• **The problem**
Search the data below for the string "czynności". Extract every line that contains it.
▼
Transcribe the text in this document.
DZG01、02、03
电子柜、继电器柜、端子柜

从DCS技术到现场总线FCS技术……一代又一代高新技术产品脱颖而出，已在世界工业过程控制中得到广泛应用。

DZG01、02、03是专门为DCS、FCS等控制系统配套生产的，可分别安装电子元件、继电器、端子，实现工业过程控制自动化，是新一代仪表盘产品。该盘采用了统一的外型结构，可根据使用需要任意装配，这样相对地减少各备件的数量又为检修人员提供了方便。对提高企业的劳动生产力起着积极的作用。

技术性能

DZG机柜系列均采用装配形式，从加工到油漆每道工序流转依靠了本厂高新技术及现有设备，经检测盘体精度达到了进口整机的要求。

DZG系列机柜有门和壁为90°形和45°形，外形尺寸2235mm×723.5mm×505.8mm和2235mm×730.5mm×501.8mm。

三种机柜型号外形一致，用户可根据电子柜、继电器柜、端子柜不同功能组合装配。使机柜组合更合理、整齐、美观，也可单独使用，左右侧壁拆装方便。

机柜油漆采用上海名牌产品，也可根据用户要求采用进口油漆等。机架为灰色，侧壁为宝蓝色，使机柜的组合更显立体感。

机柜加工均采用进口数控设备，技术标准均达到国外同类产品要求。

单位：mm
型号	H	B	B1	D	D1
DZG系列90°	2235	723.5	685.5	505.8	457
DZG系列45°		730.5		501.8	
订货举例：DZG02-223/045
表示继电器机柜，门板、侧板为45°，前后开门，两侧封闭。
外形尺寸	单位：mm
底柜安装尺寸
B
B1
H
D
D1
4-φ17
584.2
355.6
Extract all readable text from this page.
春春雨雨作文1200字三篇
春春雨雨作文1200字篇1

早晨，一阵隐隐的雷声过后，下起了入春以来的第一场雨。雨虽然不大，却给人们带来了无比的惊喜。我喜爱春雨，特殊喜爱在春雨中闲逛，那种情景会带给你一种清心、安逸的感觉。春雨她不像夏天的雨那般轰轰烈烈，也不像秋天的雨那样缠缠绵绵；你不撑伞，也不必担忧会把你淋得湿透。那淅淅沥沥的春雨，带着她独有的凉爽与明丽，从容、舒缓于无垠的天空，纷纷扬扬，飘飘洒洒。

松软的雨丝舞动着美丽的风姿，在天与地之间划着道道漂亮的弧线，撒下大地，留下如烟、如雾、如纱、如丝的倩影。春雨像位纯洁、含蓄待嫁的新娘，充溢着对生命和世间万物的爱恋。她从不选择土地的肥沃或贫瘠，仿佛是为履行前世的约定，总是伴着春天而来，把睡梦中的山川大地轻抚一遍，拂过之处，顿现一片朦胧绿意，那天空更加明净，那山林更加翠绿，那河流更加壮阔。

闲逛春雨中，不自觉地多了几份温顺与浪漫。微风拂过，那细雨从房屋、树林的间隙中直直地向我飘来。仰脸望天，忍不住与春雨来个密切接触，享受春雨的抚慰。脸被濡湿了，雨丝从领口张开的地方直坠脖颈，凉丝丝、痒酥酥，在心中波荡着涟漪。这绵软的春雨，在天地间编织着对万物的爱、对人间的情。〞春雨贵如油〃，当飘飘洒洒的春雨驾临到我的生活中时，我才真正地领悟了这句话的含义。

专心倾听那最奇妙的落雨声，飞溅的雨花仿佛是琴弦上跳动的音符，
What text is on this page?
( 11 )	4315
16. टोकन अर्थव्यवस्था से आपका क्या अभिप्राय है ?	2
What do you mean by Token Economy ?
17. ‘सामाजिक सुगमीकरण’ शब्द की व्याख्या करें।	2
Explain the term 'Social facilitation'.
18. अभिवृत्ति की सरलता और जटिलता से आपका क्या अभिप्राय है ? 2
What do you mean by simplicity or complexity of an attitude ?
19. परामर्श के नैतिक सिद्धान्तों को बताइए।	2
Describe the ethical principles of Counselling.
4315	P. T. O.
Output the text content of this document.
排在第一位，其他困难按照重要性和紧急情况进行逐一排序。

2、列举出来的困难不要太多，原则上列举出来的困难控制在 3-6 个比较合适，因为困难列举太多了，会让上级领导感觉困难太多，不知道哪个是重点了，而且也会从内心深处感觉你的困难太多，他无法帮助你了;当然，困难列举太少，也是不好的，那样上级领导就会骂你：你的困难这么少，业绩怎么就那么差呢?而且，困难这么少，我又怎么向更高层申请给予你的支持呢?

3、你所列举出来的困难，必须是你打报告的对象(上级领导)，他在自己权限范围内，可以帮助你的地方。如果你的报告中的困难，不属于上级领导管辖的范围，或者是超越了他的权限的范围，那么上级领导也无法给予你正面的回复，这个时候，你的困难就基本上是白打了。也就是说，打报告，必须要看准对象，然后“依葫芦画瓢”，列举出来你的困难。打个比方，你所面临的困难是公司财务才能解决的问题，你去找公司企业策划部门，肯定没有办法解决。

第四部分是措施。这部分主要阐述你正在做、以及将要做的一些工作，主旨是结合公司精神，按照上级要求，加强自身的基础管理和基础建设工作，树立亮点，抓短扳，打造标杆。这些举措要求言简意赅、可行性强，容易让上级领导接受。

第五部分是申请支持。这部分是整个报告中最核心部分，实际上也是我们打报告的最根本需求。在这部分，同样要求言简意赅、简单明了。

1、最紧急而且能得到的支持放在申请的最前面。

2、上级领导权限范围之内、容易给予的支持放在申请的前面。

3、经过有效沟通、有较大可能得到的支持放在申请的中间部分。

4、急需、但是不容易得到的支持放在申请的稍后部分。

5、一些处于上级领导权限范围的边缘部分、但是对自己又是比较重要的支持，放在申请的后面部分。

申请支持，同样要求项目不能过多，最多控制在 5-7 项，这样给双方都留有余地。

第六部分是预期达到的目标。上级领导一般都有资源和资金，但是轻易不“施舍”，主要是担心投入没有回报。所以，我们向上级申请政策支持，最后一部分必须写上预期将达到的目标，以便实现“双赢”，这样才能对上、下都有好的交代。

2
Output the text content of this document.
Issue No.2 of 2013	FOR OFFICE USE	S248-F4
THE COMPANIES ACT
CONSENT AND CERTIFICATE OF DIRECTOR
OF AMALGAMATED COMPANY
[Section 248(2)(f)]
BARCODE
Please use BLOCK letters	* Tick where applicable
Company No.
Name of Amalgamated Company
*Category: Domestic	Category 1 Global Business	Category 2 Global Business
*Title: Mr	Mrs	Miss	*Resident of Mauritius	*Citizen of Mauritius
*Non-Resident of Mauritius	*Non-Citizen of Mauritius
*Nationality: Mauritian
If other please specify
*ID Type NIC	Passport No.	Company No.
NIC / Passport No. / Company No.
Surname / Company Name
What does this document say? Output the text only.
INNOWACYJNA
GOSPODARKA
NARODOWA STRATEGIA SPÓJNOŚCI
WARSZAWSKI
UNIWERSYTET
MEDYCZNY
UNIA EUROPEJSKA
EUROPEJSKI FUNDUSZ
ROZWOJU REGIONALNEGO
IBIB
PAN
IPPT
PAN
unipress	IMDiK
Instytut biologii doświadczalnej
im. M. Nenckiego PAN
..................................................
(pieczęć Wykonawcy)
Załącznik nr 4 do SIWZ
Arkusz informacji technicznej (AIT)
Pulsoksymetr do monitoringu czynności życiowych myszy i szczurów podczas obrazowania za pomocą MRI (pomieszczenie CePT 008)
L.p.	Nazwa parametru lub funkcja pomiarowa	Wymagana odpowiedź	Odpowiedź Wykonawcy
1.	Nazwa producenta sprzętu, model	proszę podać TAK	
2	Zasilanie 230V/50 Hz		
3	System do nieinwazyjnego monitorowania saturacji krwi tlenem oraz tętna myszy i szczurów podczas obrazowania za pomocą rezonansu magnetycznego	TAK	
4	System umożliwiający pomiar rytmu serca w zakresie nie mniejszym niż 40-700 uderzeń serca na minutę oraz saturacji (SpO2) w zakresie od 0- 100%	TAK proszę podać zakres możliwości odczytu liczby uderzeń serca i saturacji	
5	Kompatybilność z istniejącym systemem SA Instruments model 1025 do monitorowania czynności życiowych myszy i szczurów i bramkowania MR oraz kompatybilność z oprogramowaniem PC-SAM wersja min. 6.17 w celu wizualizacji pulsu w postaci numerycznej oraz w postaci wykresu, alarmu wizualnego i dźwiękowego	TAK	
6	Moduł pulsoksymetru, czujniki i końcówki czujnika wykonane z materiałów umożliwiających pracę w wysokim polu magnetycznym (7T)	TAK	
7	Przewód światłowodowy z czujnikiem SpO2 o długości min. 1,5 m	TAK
▲
• **Exercise solution**
Pulsoksymetr do monitoringu czynności życiowych myszy i szczurów podczas obrazowania za pomocą MRI (pomieszczenie CePT 008)
5	Kompatybilność z istniejącym systemem SA Instruments model 1025 do monitorowania czynności życiowych myszy i szczurów i bramkowania MR oraz kompatybilność z oprogramowaniem PC-SAM wersja min. 6.17 w celu wizualizacji pulsu w postaci numerycznej oraz w postaci wykresu, alarmu wizualnego i dźwiękowego	TAK	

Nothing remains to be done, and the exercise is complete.